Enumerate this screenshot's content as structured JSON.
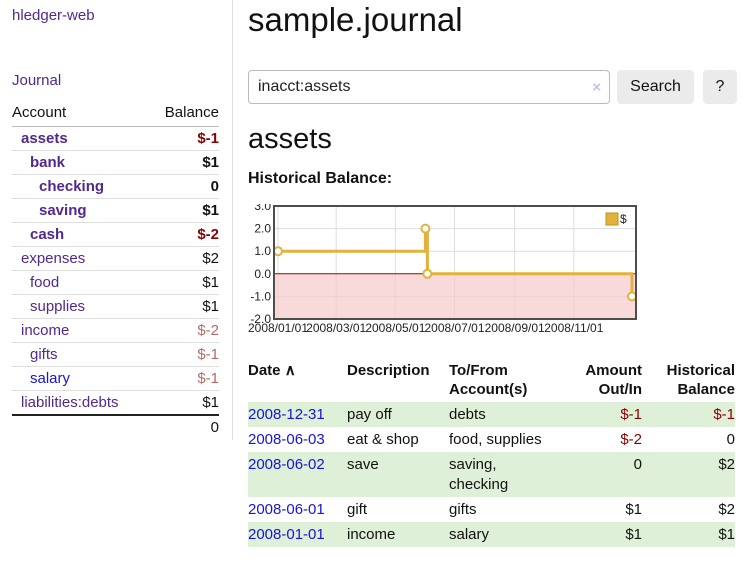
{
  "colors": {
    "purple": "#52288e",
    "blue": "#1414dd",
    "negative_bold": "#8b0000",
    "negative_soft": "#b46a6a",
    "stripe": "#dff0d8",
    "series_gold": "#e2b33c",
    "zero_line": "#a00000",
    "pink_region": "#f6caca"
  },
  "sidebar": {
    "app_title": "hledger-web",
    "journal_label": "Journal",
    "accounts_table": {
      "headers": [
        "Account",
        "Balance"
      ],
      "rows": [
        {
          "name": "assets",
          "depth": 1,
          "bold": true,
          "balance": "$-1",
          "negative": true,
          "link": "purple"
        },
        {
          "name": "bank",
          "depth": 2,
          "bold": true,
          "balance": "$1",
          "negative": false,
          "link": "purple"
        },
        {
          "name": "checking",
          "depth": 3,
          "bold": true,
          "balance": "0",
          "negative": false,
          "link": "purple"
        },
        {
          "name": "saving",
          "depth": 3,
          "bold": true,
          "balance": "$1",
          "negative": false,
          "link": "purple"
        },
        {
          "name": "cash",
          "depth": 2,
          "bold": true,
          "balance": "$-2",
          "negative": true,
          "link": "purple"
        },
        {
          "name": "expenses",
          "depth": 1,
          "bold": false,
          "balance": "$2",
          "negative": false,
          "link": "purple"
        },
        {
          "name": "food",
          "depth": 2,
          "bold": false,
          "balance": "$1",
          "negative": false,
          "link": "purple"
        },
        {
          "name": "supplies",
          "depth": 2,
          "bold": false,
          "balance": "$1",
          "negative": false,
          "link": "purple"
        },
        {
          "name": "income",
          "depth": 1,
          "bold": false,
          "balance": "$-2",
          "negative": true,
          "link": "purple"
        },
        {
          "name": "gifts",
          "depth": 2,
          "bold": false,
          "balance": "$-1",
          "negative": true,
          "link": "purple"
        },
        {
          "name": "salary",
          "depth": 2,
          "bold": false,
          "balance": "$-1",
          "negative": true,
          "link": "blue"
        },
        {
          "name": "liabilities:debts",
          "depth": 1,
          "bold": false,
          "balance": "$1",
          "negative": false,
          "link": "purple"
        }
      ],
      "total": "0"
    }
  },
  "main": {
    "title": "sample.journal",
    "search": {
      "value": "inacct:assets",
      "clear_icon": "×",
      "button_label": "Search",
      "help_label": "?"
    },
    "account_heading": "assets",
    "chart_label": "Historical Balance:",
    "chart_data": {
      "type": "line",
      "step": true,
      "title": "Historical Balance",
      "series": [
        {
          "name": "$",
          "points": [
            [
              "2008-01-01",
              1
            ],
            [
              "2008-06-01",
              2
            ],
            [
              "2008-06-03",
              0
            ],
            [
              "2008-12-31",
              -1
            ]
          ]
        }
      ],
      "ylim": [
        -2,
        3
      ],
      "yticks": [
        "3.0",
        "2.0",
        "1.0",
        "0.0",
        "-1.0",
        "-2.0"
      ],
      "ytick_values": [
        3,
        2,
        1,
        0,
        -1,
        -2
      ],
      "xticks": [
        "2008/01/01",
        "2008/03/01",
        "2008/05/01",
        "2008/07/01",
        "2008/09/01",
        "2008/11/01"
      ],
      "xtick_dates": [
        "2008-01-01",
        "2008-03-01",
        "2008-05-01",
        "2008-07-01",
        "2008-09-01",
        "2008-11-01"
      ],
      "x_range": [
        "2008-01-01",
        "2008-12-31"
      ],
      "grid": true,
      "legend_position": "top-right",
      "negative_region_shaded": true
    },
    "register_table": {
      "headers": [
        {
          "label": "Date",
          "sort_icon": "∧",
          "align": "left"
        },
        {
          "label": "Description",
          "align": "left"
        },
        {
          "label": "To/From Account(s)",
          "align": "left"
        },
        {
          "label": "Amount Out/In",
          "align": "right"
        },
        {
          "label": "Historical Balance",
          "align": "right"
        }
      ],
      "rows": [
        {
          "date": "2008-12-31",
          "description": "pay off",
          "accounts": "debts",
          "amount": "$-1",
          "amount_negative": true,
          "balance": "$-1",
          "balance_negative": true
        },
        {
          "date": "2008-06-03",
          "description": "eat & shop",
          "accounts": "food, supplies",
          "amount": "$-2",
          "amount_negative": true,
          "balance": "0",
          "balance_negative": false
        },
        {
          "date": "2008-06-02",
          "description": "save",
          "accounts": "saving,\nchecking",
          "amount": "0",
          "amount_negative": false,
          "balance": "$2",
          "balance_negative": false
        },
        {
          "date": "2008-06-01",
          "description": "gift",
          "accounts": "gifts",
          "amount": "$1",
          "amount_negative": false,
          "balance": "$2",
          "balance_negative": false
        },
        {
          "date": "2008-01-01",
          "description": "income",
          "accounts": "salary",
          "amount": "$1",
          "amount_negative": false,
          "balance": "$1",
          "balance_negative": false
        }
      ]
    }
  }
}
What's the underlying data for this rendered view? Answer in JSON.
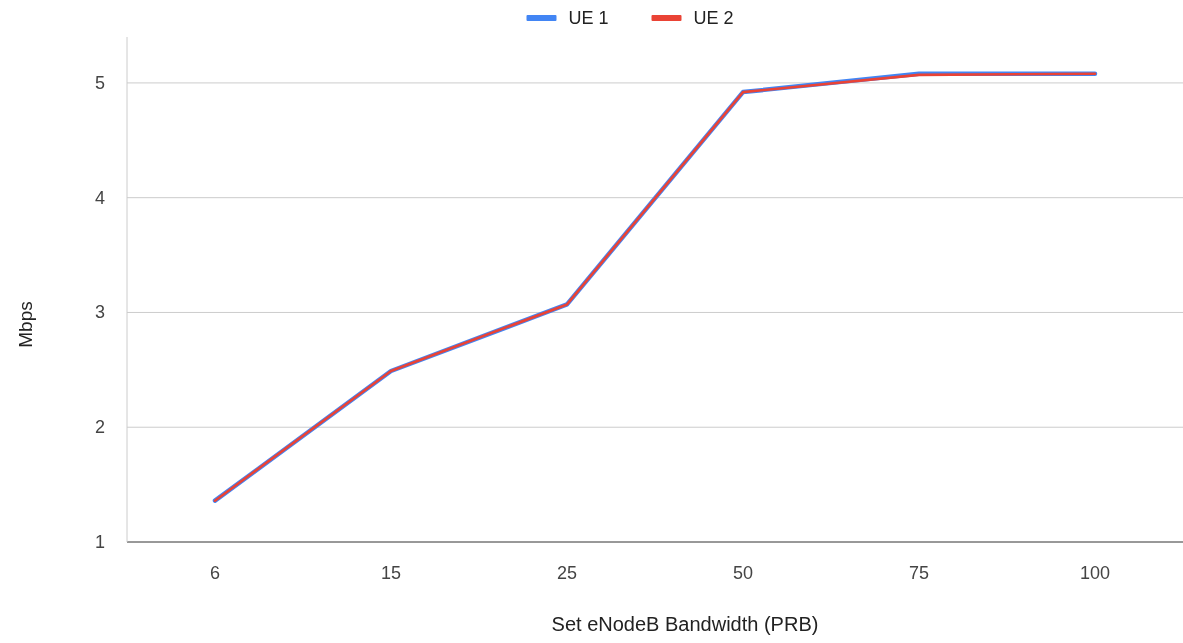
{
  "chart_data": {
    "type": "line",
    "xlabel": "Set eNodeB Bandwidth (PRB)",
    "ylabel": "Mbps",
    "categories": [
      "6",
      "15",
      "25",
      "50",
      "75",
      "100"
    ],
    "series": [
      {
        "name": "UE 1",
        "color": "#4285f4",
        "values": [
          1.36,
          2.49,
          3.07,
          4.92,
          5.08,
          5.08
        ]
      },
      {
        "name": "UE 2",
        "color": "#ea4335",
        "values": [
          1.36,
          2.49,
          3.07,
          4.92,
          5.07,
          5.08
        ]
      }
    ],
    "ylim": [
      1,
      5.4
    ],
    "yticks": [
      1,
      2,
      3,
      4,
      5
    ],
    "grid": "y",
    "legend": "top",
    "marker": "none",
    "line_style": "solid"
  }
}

--*--

Problem to work on:
Without the pictures, reproduce every line of the records above exactly.

Response below:
Enumerate this screenshot's content as structured JSON.
{
  "colors": {
    "purple": "#52288e",
    "blue": "#1414dd",
    "negative_bold": "#8b0000",
    "negative_soft": "#b46a6a",
    "stripe": "#dff0d8",
    "series_gold": "#e2b33c",
    "zero_line": "#a00000",
    "pink_region": "#f6caca"
  },
  "sidebar": {
    "app_title": "hledger-web",
    "journal_label": "Journal",
    "accounts_table": {
      "headers": [
        "Account",
        "Balance"
      ],
      "rows": [
        {
          "name": "assets",
          "depth": 1,
          "bold": true,
          "balance": "$-1",
          "negative": true,
          "link": "purple"
        },
        {
          "name": "bank",
          "depth": 2,
          "bold": true,
          "balance": "$1",
          "negative": false,
          "link": "purple"
        },
        {
          "name": "checking",
          "depth": 3,
          "bold": true,
          "balance": "0",
          "negative": false,
          "link": "purple"
        },
        {
          "name": "saving",
          "depth": 3,
          "bold": true,
          "balance": "$1",
          "negative": false,
          "link": "purple"
        },
        {
          "name": "cash",
          "depth": 2,
          "bold": true,
          "balance": "$-2",
          "negative": true,
          "link": "purple"
        },
        {
          "name": "expenses",
          "depth": 1,
          "bold": false,
          "balance": "$2",
          "negative": false,
          "link": "purple"
        },
        {
          "name": "food",
          "depth": 2,
          "bold": false,
          "balance": "$1",
          "negative": false,
          "link": "purple"
        },
        {
          "name": "supplies",
          "depth": 2,
          "bold": false,
          "balance": "$1",
          "negative": false,
          "link": "purple"
        },
        {
          "name": "income",
          "depth": 1,
          "bold": false,
          "balance": "$-2",
          "negative": true,
          "link": "purple"
        },
        {
          "name": "gifts",
          "depth": 2,
          "bold": false,
          "balance": "$-1",
          "negative": true,
          "link": "purple"
        },
        {
          "name": "salary",
          "depth": 2,
          "bold": false,
          "balance": "$-1",
          "negative": true,
          "link": "blue"
        },
        {
          "name": "liabilities:debts",
          "depth": 1,
          "bold": false,
          "balance": "$1",
          "negative": false,
          "link": "purple"
        }
      ],
      "total": "0"
    }
  },
  "main": {
    "title": "sample.journal",
    "search": {
      "value": "inacct:assets",
      "clear_icon": "×",
      "button_label": "Search",
      "help_label": "?"
    },
    "account_heading": "assets",
    "chart_label": "Historical Balance:",
    "chart_data": {
      "type": "line",
      "step": true,
      "title": "Historical Balance",
      "series": [
        {
          "name": "$",
          "points": [
            [
              "2008-01-01",
              1
            ],
            [
              "2008-06-01",
              2
            ],
            [
              "2008-06-03",
              0
            ],
            [
              "2008-12-31",
              -1
            ]
          ]
        }
      ],
      "ylim": [
        -2,
        3
      ],
      "yticks": [
        "3.0",
        "2.0",
        "1.0",
        "0.0",
        "-1.0",
        "-2.0"
      ],
      "ytick_values": [
        3,
        2,
        1,
        0,
        -1,
        -2
      ],
      "xticks": [
        "2008/01/01",
        "2008/03/01",
        "2008/05/01",
        "2008/07/01",
        "2008/09/01",
        "2008/11/01"
      ],
      "xtick_dates": [
        "2008-01-01",
        "2008-03-01",
        "2008-05-01",
        "2008-07-01",
        "2008-09-01",
        "2008-11-01"
      ],
      "x_range": [
        "2008-01-01",
        "2008-12-31"
      ],
      "grid": true,
      "legend_position": "top-right",
      "negative_region_shaded": true
    },
    "register_table": {
      "headers": [
        {
          "label": "Date",
          "sort_icon": "∧",
          "align": "left"
        },
        {
          "label": "Description",
          "align": "left"
        },
        {
          "label": "To/From Account(s)",
          "align": "left"
        },
        {
          "label": "Amount Out/In",
          "align": "right"
        },
        {
          "label": "Historical Balance",
          "align": "right"
        }
      ],
      "rows": [
        {
          "date": "2008-12-31",
          "description": "pay off",
          "accounts": "debts",
          "amount": "$-1",
          "amount_negative": true,
          "balance": "$-1",
          "balance_negative": true
        },
        {
          "date": "2008-06-03",
          "description": "eat & shop",
          "accounts": "food, supplies",
          "amount": "$-2",
          "amount_negative": true,
          "balance": "0",
          "balance_negative": false
        },
        {
          "date": "2008-06-02",
          "description": "save",
          "accounts": "saving,\nchecking",
          "amount": "0",
          "amount_negative": false,
          "balance": "$2",
          "balance_negative": false
        },
        {
          "date": "2008-06-01",
          "description": "gift",
          "accounts": "gifts",
          "amount": "$1",
          "amount_negative": false,
          "balance": "$2",
          "balance_negative": false
        },
        {
          "date": "2008-01-01",
          "description": "income",
          "accounts": "salary",
          "amount": "$1",
          "amount_negative": false,
          "balance": "$1",
          "balance_negative": false
        }
      ]
    }
  }
}
What's the underlying data for this rendered view? Answer in JSON.
{
  "chart_data": {
    "type": "line",
    "xlabel": "Set eNodeB Bandwidth (PRB)",
    "ylabel": "Mbps",
    "categories": [
      "6",
      "15",
      "25",
      "50",
      "75",
      "100"
    ],
    "series": [
      {
        "name": "UE 1",
        "color": "#4285f4",
        "values": [
          1.36,
          2.49,
          3.07,
          4.92,
          5.08,
          5.08
        ]
      },
      {
        "name": "UE 2",
        "color": "#ea4335",
        "values": [
          1.36,
          2.49,
          3.07,
          4.92,
          5.07,
          5.08
        ]
      }
    ],
    "ylim": [
      1,
      5.4
    ],
    "yticks": [
      1,
      2,
      3,
      4,
      5
    ],
    "grid": "y",
    "legend": "top",
    "marker": "none",
    "line_style": "solid"
  }
}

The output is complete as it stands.